▶ EXCERPT:
|On the occasion of Allegro’s 20th Anniversary in 2004, a number of our long time colleagues and customers came forward to offer some comments…
Allegro for me has always been a symbol of business honesty, mastery in their field and great humor. The Allegro footprint is in about every product that has been running Fortune 1,000 company operations for years and without the skills of these two fellows [Allegro founders Steve Cooper and Stan Sieler] HP would never have been what it is today.
Michel Kohon, Minnesota MicroNet Corp.
Stan and Steve are among the most knowledgeable and brilliant computer programmers I’ve ever come across. It’s been a very great pleasure to know them and work with them, for over 20 years now.
Eugene Volokh, founder of VESoft, author of MPEX, and Professor of Law at UCLA
I met Steve and Stan in the late ’70s or very early ’80s….As a Silicon Valley resident, I was employed as a consultant by Alfredo [Rego of Adager] in November 1981. I worked out of my home until Steve & Stan established Allegro Consultants and set up their first office in Redwood City in late 1983 at which time Alfredo arranged to have Allegro provide me with office space. I’m not sure how much they enjoyed my company but do know that I enjoyed theirs immensely. They’re both so sharp and a hell of a lot of fun.

▶ WORK TO COMPLETE:
Pick up the Allegro 20th-anniversary tributes above right after their last sentence and carry them on.

▶ ENTRIES SHOWN:

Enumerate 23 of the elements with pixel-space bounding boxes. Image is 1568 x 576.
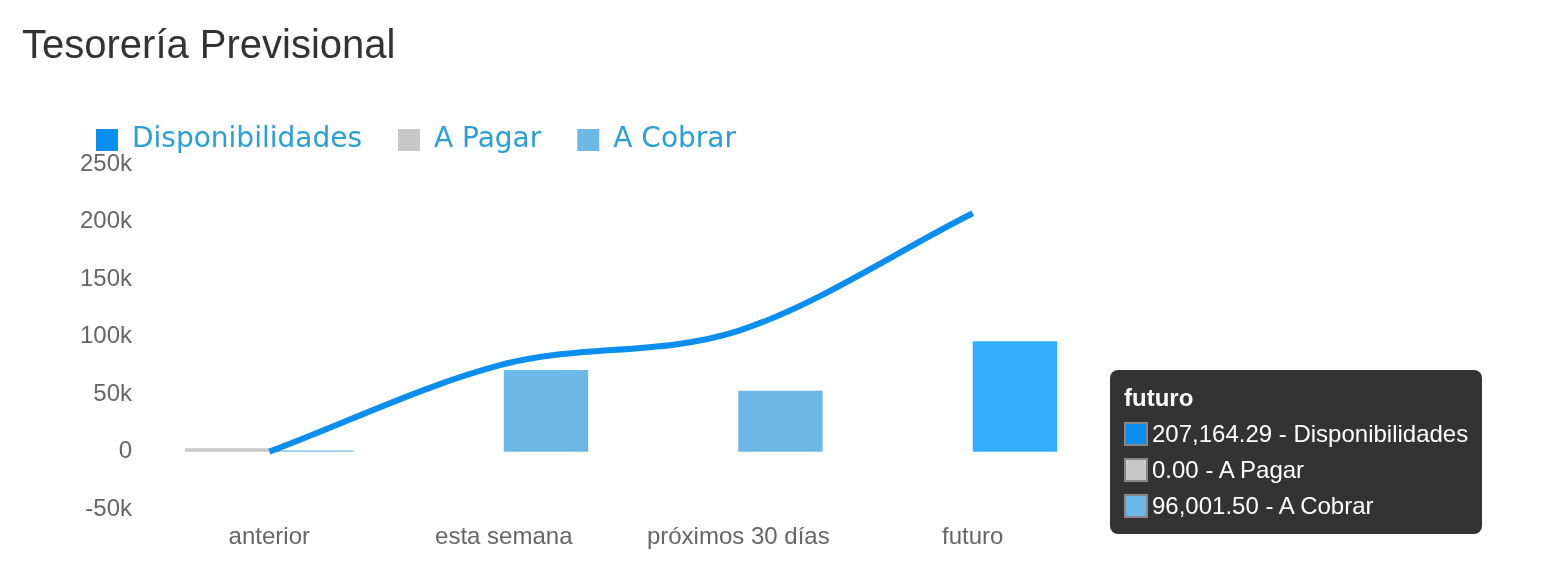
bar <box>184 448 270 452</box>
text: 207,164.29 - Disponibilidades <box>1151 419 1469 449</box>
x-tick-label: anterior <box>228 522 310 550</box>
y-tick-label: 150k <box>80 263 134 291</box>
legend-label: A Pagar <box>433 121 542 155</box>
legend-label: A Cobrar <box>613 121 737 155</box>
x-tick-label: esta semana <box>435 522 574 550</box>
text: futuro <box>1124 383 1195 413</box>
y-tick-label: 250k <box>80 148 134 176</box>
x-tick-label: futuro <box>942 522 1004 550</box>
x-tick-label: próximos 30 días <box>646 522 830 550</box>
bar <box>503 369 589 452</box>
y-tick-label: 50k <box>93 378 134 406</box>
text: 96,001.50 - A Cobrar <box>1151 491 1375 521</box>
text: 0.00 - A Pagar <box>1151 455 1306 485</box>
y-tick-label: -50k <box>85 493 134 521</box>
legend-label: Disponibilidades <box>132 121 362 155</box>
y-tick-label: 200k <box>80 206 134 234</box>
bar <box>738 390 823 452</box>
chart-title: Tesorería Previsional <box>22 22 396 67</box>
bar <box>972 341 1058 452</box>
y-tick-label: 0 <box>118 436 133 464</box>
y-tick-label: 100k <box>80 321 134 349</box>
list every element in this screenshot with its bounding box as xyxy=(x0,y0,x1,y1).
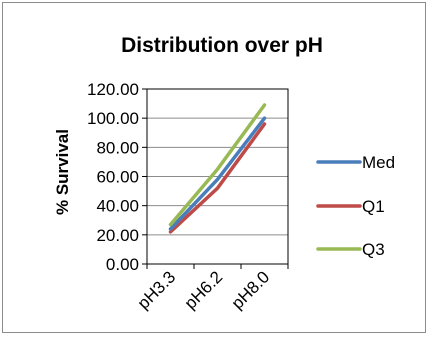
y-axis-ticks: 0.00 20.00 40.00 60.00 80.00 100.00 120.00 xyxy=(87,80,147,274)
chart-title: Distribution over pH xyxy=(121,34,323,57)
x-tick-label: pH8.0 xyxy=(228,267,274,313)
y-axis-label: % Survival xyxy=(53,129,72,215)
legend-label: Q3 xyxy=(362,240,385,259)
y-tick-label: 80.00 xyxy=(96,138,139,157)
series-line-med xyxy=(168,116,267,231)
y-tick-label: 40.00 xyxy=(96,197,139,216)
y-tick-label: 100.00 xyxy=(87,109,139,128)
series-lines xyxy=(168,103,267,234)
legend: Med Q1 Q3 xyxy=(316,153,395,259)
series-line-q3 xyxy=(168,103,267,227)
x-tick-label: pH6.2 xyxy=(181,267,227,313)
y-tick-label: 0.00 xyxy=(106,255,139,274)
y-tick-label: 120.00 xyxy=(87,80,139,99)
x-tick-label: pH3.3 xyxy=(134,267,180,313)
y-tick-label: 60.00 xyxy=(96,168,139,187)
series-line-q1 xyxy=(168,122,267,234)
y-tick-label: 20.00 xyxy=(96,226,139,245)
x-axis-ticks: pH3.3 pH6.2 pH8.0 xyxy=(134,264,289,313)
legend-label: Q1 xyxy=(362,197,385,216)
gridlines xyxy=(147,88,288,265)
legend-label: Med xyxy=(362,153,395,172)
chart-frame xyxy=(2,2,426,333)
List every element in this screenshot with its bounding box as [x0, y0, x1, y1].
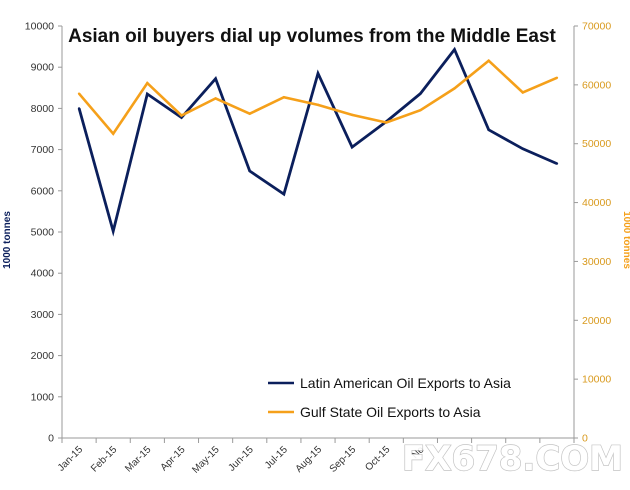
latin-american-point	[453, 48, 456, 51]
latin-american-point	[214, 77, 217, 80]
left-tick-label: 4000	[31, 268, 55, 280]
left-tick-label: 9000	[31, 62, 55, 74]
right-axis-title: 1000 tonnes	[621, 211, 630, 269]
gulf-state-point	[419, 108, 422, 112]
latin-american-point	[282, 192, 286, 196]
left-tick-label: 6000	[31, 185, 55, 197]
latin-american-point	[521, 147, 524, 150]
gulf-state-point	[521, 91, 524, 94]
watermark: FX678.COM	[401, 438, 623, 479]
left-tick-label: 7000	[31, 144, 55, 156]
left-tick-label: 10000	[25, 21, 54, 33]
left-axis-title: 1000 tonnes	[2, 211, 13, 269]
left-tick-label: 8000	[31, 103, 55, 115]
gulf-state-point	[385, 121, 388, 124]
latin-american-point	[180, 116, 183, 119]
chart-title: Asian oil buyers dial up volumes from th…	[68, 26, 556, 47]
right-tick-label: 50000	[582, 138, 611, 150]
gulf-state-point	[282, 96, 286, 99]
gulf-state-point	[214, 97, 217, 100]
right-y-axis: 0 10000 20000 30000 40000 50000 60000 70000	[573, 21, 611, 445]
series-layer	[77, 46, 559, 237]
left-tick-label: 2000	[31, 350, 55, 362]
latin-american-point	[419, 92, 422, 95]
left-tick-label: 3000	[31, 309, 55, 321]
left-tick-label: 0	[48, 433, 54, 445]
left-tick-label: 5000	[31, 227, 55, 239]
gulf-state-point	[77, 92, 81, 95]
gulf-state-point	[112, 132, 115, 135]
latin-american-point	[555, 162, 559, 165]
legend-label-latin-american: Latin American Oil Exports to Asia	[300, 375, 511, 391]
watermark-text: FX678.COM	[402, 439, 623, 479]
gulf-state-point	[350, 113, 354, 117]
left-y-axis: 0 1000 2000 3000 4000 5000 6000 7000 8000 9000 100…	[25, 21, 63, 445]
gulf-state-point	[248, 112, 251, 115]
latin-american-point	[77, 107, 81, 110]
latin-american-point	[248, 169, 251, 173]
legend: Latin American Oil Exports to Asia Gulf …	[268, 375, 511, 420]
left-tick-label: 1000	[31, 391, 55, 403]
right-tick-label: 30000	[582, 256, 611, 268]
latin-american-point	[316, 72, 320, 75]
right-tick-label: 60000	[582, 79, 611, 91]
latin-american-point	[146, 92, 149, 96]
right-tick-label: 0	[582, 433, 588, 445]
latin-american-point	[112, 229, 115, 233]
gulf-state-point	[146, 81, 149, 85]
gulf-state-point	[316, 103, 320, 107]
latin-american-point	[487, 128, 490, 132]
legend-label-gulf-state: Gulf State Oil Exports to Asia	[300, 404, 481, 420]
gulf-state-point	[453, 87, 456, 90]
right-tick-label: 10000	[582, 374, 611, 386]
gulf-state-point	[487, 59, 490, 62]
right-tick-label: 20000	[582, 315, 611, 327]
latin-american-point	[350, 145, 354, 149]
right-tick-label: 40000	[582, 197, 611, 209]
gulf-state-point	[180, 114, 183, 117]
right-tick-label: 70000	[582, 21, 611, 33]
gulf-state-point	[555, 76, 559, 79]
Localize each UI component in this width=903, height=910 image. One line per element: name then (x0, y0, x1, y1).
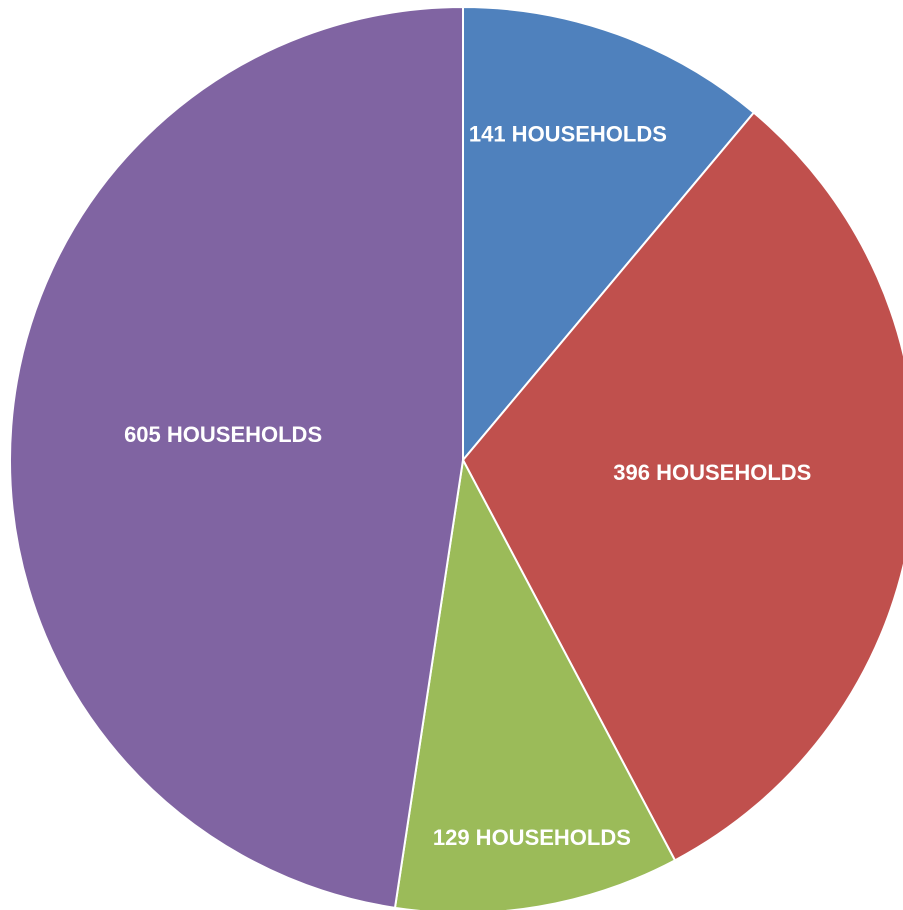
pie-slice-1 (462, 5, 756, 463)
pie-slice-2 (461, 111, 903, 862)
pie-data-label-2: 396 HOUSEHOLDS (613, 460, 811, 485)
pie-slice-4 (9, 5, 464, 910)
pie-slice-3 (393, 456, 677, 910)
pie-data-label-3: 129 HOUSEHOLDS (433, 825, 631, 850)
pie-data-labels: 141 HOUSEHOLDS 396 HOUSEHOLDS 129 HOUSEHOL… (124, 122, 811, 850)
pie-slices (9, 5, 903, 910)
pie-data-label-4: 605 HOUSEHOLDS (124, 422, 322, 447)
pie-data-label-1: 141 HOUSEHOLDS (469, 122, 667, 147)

▶ EXERCISE RESPONSE:
Fred White, father of the IMAGE database
My direct association with Allegro and the Allegroids dates back to circa 1990, the year of the unbundling of IMAGE from MPE by HP and the famous Boston Tea Party. Nick Demos and I and others had started talking about resurrecting SIGIMAGE at the spring 1990 SIGRAPID Meeting in Reno. With MPE users in an uproar over the unbundling issue, Nick took the primary initiative to convince Steve Cooper to resume his Chairman’s mantle and lead SIGIMAGE on the come-back trail at Interex Boston. Steve subsequently presided in Boston over the most memorable SIG meeting in Interex history, where for 2+ hours a couple hundred worried, frustrated, and furious IMAGE users roasted HP at the stake over the unbundling decision. One of the HP product managers at the time (who shall remain nameless even though I surprised myself by remembering it now, 13+ years later) was overheard by a reliable source to remark as he left that SIGIMAGE meeting: “IMAGE will be rebundled over my dead body!”.
Well, shortly thereafter that’s exactly what happened (professionally speaking). That HP product manager went elsewhere and was never heard from in MPE-land ever again; IMAGE was rebundled; and under Steve’s active leadership for the next couple critical years SIGIMAGE began what ended up being a 12-year run that saw the delivery by HP between 1990 and 2002 of 65 enhancements to what later became Image/SQL.
Not only that, I’m convinced that as a direct outgrowth of the massive user agitation at the Boston SIGIMAGE meeting, we the members of SIGRAPID were able to resurrect the RAPID products, which were also “on the block” at the start of Interex Boston. For a couple years in the early 1990’s I was SIGRAPID Chair, and the spring after Boston Steve Cooper and Stan Sieler, Adager, and others for SIGIMAGE, and Scott Hirsch for SIGSYSMAN joined SIGRAPID at a small conference in Reno. At that conference the SIG Chairs had a break-out meeting with HP managers Tony Engberg and Marc Hoff, where, over a couple bottles of wine a lot of “stuff” got worked out. That set the stage for the IPROF conferences in the 1990’s at HP and subsequently at the (infamous) Red Baron, where the phones barely worked. Once during that time Steve let me use the Allegro office as a staging area for a world-wide mailing by Interex of several hundred pounds of SIGRAPID material, and didn’t complain when I cluttered up their place of business with several big boxes.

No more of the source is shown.